Copy the records with each "card-title" changed to "card-heading" and nothing else altered, omitting the pictures.

• DATASET ROWS:
==*==
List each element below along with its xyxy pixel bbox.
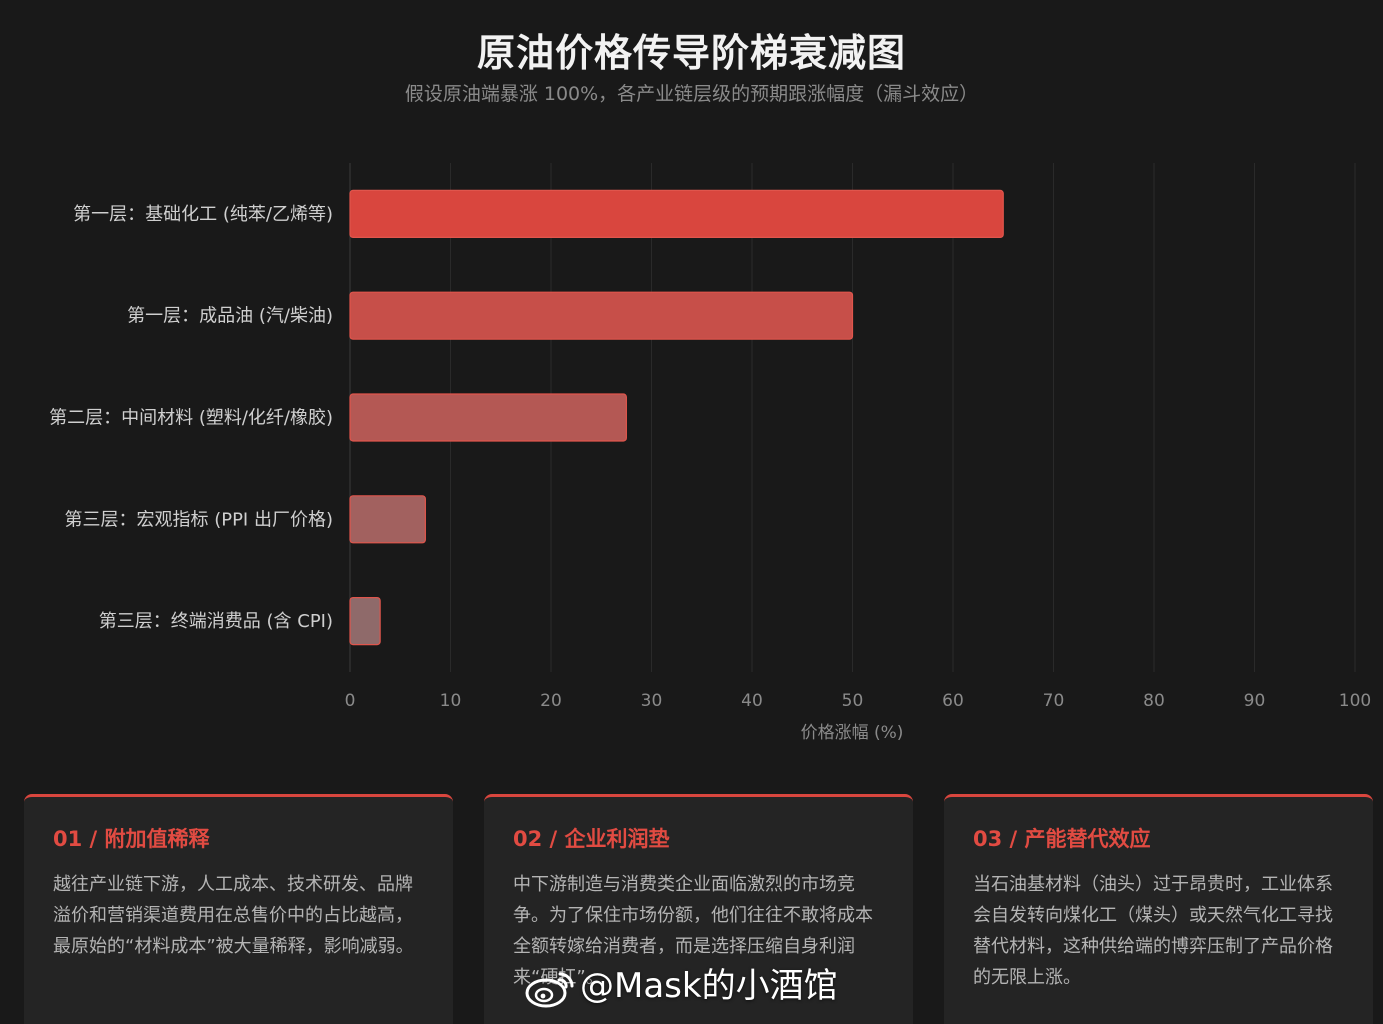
y-category-label: 第二层：中间材料 (塑料/化纤/橡胶): [49, 408, 333, 429]
watermark-text: @Mask的小酒馆: [580, 966, 838, 1006]
x-tick-label: 70: [1043, 691, 1065, 711]
x-tick-label: 40: [741, 691, 763, 711]
watermark: @Mask的小酒馆: [524, 958, 838, 1008]
chart-title: 原油价格传导阶梯衰减图: [476, 31, 906, 75]
card-title: 01 / 附加值稀释: [53, 827, 210, 851]
bar-chart: 第一层：基础化工 (纯苯/乙烯等) 第一层：成品油 (汽/柴油) 第二层：中间材料 …: [49, 163, 1371, 743]
card-title: 02 / 企业利润垫: [513, 827, 670, 851]
x-tick-label: 0: [345, 691, 356, 711]
card-title: 03 / 产能替代效应: [973, 827, 1151, 851]
bar: [349, 393, 627, 442]
x-tick-label: 100: [1339, 691, 1371, 711]
card-body: 越往产业链下游，人工成本、技术研发、品牌溢价和营销渠道费用在总售价中的占比越高，…: [53, 874, 414, 957]
chart-subtitle: 假设原油端暴涨 100%，各产业链层级的预期跟涨幅度（漏斗效应）: [404, 83, 979, 105]
card-body: 中下游制造与消费类企业面临激烈的市场竞争。为了保住市场份额，他们往往不敢将成本全…: [513, 874, 873, 988]
card-body: 当石油基材料（油头）过于昂贵时，工业体系会自发转向煤化工（煤头）或天然气化工寻找…: [973, 874, 1333, 988]
x-tick-label: 30: [641, 691, 663, 711]
x-tick-label: 60: [942, 691, 964, 711]
bar: [349, 291, 854, 340]
x-tick-label: 20: [540, 691, 562, 711]
y-category-label: 第一层：成品油 (汽/柴油): [127, 306, 333, 327]
bar: [349, 495, 426, 544]
weibo-icon: [525, 972, 574, 1007]
insight-card-2: 02 / 企业利润垫 中下游制造与消费类企业面临激烈的市场竞争。为了保住市场份额…: [484, 794, 913, 1024]
x-tick-label: 50: [842, 691, 864, 711]
y-category-label: 第三层：宏观指标 (PPI 出厂价格): [64, 509, 333, 530]
x-tick-label: 80: [1143, 691, 1165, 711]
bar: [349, 596, 381, 646]
insight-card-1: 01 / 附加值稀释 越往产业链下游，人工成本、技术研发、品牌溢价和营销渠道费用…: [24, 794, 453, 1024]
x-tick-label: 90: [1244, 691, 1266, 711]
y-category-label: 第三层：终端消费品 (含 CPI): [99, 611, 333, 632]
x-tick-label: 10: [440, 691, 462, 711]
insight-card-3: 03 / 产能替代效应 当石油基材料（油头）过于昂贵时，工业体系会自发转向煤化工…: [944, 794, 1373, 1024]
y-category-label: 第一层：基础化工 (纯苯/乙烯等): [73, 204, 333, 225]
bar: [349, 189, 1004, 238]
x-axis-label: 价格涨幅 (%): [801, 723, 904, 743]
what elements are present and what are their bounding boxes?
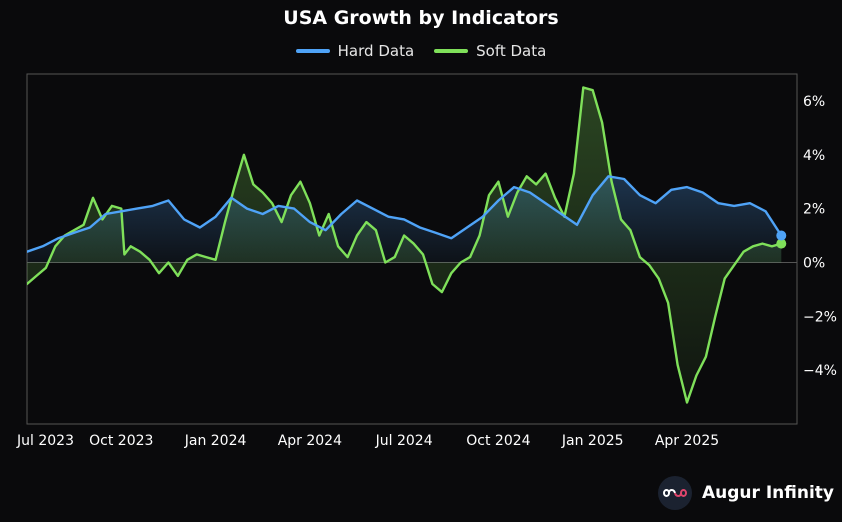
==*==
• COMPLETE OUTPUT:
List each element below along with its xyxy pixel bbox.
y-category-label: 第二层：中间材料 (塑料/化纤/橡胶): [49, 408, 333, 429]
watermark-text: @Mask的小酒馆: [580, 966, 838, 1006]
x-tick-label: 70: [1043, 691, 1065, 711]
x-tick-label: 40: [741, 691, 763, 711]
watermark: @Mask的小酒馆: [524, 958, 838, 1008]
chart-title: 原油价格传导阶梯衰减图: [476, 31, 906, 75]
card-heading: 01 / 附加值稀释: [53, 827, 210, 851]
bar-chart: 第一层：基础化工 (纯苯/乙烯等) 第一层：成品油 (汽/柴油) 第二层：中间材料 …: [49, 163, 1371, 743]
card-heading: 02 / 企业利润垫: [513, 827, 670, 851]
x-tick-label: 0: [345, 691, 356, 711]
card-heading: 03 / 产能替代效应: [973, 827, 1151, 851]
bar: [349, 393, 627, 442]
x-tick-label: 100: [1339, 691, 1371, 711]
card-body: 越往产业链下游，人工成本、技术研发、品牌溢价和营销渠道费用在总售价中的占比越高，…: [53, 874, 414, 957]
chart-subtitle: 假设原油端暴涨 100%，各产业链层级的预期跟涨幅度（漏斗效应）: [404, 83, 979, 105]
card-body: 中下游制造与消费类企业面临激烈的市场竞争。为了保住市场份额，他们往往不敢将成本全…: [513, 874, 873, 988]
card-body: 当石油基材料（油头）过于昂贵时，工业体系会自发转向煤化工（煤头）或天然气化工寻找…: [973, 874, 1333, 988]
x-tick-label: 30: [641, 691, 663, 711]
x-tick-label: 60: [942, 691, 964, 711]
bar: [349, 291, 854, 340]
x-tick-label: 20: [540, 691, 562, 711]
y-category-label: 第一层：成品油 (汽/柴油): [127, 306, 333, 327]
bar: [349, 495, 426, 544]
weibo-icon: [525, 972, 574, 1007]
insight-card-2: 02 / 企业利润垫 中下游制造与消费类企业面临激烈的市场竞争。为了保住市场份额…: [484, 794, 913, 1024]
x-tick-label: 50: [842, 691, 864, 711]
y-category-label: 第三层：宏观指标 (PPI 出厂价格): [64, 509, 333, 530]
x-tick-label: 80: [1143, 691, 1165, 711]
bar: [349, 596, 381, 646]
insight-card-1: 01 / 附加值稀释 越往产业链下游，人工成本、技术研发、品牌溢价和营销渠道费用…: [24, 794, 453, 1024]
x-tick-label: 90: [1244, 691, 1266, 711]
y-category-label: 第三层：终端消费品 (含 CPI): [99, 611, 333, 632]
x-tick-label: 10: [440, 691, 462, 711]
insight-card-3: 03 / 产能替代效应 当石油基材料（油头）过于昂贵时，工业体系会自发转向煤化工…: [944, 794, 1373, 1024]
y-category-label: 第一层：基础化工 (纯苯/乙烯等): [73, 204, 333, 225]
bar: [349, 189, 1004, 238]
x-axis-label: 价格涨幅 (%): [801, 723, 904, 743]
what elements are present and what are their bounding boxes?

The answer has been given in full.